## Seçilen Metin

::::

Cihan Şimşek’i son dönemde Atv ekranlarında yayınlanan Kardeşlerim dizisindeki Oğulcan karakteri ile tanıyoruz. Oyunculuk serüvenine küçük yaşta başlayan Cihan, samimi, sıcak kanlı ve dinamik haliyle enerjisini hiç kaybetmeyenlerden. Sete girdiği ilk andan itibaren setinde enerjisini aynı doğrultuda yükselten Cihan ile geçmişten günümüze sektördeki 17 yılının birikimini ve deneyim dolu yıllarını konuşuyoruz.

Atlet, Editöre Ait
Pantolon, Aldique
Takı, Caleo Jewellery
Ayakkabı, Elle Shoes

2021 yılından itibaren Kardeşlerim dizisinde Oğulcan rolünü canlandırıyorsunuz. Senaryo ilk elinize geçtiğinde Onurcan ile kesiştiğiniz noktalar oldu mu?
Bana göre bu benim tasarladığım bir şey değil ancak ilk bakışta düşündüğüm zaman ikimizin de en belirgin özelliği merhamet ve sıcakkanlı olması.
Kadro olarak oldukça güçlü ve kalabalık bir kadroya sahipsiniz ve zaman zaman tüm karakterler birbiriyle bağlantılı hale geliyor. Siz senaryodaki bu bağlılığı ve olay örgüsünü nasıl buluyorsunuz?
Üç senedir devam etmemizin en önemli noktalarından biri bu. Çünkü bütün karakterler bir zincir halinde ve zincirin başına etki eden şey zincirin sonunu da etkiliyor. Bununla beraber hem karakterler hem hikâye büyük bir ivme kazanıyor. Senaryomuzun keyifli noktalarından biride bu.

Ayakkabı, Massimo Dutti
Uzun süreli işlerde genelde oyuncular tükenmişlik hissettiği zamanlar oluyor. Sizin hiç böyle hissettiğiniz bir an oldu mu?
Tabii, çok uzun zamanlı bir iş olduğu için ara ara bunu hissediyorum. Ama oynadığım karakter ve hikâye beni bu durumdan hemen çıkarabiliyor. Çünkü Oğulcan çok hareketli ve sürekli başına bir şey gelen bir karakter. Bu yüzdende böyle tükenmişlik hissettiğim zaman oradan çıkmam çok kolay oluyor.
Sette unutamadığınız bir anınız var mı?
Bir gün bir sahne de şok geçirip uzunca konuştuğum bir bölüm vardı. Ve o gün hiç konuşasım yoktu. Kimseye söylemeden o kısım geldiğinde bayılıp kendimi yere attım. Hem cümlelerden kurtuldum hem de çok komik oldu. Ekipçe çok eğlenmiştik.

::::

## Yönergeler
a. Söyleşinin "Ayakkabı, Massimo Dutti" sözcükleriyle başlayıp "çok kolay oluyor." sözcükleriyle biten bölümünü, "tükenmişlik" yerine "yorgunluk" koyarak yeniden yazınız.
b. Girdilerin ilk satırından "Text: O: O: [119, 112, 128, 125]" ifadesinin bulunduğu satıra kadar, iki uç da dahil olmak üzere, bütün satırları hiç değiştirmeden kopyalayınız.

::::

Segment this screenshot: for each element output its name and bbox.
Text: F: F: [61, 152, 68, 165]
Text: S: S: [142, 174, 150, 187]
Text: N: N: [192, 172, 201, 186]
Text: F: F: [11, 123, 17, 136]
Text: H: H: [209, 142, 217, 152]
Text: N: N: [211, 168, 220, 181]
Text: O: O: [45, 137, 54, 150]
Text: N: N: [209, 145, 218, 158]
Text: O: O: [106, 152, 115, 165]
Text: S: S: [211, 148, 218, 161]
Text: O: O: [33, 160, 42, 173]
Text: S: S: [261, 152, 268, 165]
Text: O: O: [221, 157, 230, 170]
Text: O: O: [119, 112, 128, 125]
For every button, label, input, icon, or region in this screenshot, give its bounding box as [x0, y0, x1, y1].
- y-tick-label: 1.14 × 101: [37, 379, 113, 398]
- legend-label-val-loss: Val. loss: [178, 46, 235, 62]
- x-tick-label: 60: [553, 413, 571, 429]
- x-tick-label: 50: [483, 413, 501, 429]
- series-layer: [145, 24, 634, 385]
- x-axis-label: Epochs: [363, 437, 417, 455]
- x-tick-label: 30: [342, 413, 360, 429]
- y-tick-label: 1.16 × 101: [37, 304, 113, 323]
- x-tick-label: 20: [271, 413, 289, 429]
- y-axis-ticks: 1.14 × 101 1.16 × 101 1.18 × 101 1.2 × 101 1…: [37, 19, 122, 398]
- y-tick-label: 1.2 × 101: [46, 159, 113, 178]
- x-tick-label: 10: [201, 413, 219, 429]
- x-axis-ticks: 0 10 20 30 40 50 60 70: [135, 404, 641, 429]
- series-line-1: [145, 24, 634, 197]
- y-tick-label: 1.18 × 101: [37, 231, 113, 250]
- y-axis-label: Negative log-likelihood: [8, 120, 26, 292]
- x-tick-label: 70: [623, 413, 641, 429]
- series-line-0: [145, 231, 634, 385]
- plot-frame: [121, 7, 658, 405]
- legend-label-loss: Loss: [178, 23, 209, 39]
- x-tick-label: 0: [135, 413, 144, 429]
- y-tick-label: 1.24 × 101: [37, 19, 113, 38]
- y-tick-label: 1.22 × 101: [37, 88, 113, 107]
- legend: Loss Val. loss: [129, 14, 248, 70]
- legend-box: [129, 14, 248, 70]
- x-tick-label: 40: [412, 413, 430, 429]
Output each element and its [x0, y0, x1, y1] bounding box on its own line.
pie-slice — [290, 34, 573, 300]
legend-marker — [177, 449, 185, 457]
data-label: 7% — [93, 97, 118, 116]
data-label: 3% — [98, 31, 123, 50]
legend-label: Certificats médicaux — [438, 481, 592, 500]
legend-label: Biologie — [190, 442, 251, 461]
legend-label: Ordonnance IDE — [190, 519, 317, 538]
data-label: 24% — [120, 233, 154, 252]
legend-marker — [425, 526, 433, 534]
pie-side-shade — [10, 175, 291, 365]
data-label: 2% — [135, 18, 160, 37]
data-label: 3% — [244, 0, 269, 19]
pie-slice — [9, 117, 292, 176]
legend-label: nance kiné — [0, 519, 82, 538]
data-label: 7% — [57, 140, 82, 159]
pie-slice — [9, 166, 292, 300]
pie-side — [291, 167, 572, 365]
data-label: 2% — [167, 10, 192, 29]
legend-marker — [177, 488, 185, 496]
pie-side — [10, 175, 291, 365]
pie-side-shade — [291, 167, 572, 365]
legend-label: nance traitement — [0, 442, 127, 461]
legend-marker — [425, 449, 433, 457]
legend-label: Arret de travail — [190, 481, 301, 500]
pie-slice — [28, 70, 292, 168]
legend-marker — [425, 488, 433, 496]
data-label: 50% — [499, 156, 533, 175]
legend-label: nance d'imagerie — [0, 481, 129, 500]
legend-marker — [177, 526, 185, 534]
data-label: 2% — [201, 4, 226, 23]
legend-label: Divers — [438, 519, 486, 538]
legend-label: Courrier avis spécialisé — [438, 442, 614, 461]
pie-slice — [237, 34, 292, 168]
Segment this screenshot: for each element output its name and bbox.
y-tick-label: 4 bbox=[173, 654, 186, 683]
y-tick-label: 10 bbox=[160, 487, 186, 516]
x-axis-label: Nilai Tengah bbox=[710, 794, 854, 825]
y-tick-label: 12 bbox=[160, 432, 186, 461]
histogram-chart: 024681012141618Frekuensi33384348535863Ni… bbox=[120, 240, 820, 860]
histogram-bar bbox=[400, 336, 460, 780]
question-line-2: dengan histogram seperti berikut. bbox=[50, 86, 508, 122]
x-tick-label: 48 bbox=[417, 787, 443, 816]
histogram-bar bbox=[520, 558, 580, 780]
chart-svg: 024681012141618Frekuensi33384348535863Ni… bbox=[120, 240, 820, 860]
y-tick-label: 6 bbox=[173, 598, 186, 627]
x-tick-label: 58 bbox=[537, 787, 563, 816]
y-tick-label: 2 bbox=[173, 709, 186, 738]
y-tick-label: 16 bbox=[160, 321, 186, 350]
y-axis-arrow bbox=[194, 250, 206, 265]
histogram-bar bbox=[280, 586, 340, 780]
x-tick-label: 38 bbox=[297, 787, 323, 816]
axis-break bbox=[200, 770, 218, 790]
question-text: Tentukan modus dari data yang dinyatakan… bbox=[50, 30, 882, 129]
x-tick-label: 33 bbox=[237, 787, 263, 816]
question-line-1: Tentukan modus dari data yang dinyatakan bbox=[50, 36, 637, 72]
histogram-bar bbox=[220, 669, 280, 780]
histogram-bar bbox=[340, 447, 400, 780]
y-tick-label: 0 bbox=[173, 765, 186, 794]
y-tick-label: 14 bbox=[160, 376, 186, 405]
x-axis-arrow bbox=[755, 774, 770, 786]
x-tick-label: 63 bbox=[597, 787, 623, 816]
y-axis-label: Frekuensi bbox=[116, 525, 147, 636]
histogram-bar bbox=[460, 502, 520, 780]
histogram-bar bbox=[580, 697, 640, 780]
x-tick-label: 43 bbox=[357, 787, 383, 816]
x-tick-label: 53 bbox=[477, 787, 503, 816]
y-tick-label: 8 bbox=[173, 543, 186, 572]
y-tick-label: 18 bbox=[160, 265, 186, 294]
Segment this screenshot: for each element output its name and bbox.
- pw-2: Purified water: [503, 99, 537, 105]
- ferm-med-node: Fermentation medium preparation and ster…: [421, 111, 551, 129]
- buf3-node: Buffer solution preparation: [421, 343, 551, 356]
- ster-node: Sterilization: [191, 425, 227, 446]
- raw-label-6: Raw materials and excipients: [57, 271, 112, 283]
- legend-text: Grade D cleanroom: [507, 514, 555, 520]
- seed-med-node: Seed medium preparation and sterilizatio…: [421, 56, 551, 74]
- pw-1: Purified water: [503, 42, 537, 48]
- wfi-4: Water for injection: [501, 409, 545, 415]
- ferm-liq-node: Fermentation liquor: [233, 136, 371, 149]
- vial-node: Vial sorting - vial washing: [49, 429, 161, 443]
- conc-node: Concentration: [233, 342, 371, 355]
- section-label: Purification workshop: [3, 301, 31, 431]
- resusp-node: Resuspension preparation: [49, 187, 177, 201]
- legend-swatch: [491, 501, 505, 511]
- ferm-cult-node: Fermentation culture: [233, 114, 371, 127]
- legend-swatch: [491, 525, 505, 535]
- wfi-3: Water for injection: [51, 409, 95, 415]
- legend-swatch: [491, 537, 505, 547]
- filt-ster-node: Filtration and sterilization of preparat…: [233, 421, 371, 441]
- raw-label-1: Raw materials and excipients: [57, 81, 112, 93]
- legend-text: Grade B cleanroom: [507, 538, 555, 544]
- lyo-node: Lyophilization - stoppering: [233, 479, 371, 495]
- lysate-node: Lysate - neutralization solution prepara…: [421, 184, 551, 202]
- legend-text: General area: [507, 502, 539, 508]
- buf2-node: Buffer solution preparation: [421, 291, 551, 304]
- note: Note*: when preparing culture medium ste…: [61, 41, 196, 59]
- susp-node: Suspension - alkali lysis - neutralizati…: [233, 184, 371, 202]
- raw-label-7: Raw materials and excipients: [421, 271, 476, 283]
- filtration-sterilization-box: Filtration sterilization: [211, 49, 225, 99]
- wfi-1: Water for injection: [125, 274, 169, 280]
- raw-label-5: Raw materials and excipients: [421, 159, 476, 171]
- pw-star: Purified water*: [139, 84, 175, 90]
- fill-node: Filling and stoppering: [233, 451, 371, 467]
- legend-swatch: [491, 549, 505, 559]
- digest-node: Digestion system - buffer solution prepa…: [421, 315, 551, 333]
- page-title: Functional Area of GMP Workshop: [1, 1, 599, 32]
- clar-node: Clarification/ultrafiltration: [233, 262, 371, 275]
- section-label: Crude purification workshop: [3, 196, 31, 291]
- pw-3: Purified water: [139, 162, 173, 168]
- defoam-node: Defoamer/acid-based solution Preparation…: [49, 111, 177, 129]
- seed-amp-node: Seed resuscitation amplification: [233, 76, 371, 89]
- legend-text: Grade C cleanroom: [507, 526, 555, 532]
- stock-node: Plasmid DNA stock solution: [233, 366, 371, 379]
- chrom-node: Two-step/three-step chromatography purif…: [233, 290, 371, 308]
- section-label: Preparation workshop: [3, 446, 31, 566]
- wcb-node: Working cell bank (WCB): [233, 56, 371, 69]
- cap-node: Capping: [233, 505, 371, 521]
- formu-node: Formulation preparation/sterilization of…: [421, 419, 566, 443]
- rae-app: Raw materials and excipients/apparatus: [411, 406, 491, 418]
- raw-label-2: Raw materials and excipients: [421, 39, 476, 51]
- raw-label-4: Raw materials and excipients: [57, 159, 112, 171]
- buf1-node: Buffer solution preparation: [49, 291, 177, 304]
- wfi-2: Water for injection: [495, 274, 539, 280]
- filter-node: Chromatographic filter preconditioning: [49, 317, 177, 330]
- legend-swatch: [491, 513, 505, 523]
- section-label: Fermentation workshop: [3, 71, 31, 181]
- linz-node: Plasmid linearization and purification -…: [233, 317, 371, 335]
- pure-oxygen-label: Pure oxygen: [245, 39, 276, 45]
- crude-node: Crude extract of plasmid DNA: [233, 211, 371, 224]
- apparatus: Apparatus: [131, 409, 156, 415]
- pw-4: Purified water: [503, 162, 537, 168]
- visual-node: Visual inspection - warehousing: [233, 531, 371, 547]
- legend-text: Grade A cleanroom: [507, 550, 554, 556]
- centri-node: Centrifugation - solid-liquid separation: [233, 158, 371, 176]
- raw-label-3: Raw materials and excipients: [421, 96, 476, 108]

::::

## Cevap Anahtarı
a.
Ayakkabı, Massimo Dutti
Uzun süreli işlerde genelde oyuncular yorgunluk hissettiği zamanlar oluyor. Sizin hiç böyle hissettiğiniz bir an oldu mu?
Tabii, çok uzun zamanlı bir iş olduğu için ara ara bunu hissediyorum. Ama oynadığım karakter ve hikâye beni bu durumdan hemen çıkarabiliyor. Çünkü Oğulcan çok hareketli ve sürekli başına bir şey gelen bir karakter. Bu yüzdende böyle yorgunluk hissettiğim zaman oradan çıkmam çok kolay oluyor.

b.
Segment this screenshot: for each element output its name and bbox.
Text: F: F: [61, 152, 68, 165]
Text: S: S: [142, 174, 150, 187]
Text: N: N: [192, 172, 201, 186]
Text: F: F: [11, 123, 17, 136]
Text: H: H: [209, 142, 217, 152]
Text: N: N: [211, 168, 220, 181]
Text: O: O: [45, 137, 54, 150]
Text: N: N: [209, 145, 218, 158]
Text: O: O: [106, 152, 115, 165]
Text: S: S: [211, 148, 218, 161]
Text: O: O: [33, 160, 42, 173]
Text: S: S: [261, 152, 268, 165]
Text: O: O: [221, 157, 230, 170]
Text: O: O: [119, 112, 128, 125]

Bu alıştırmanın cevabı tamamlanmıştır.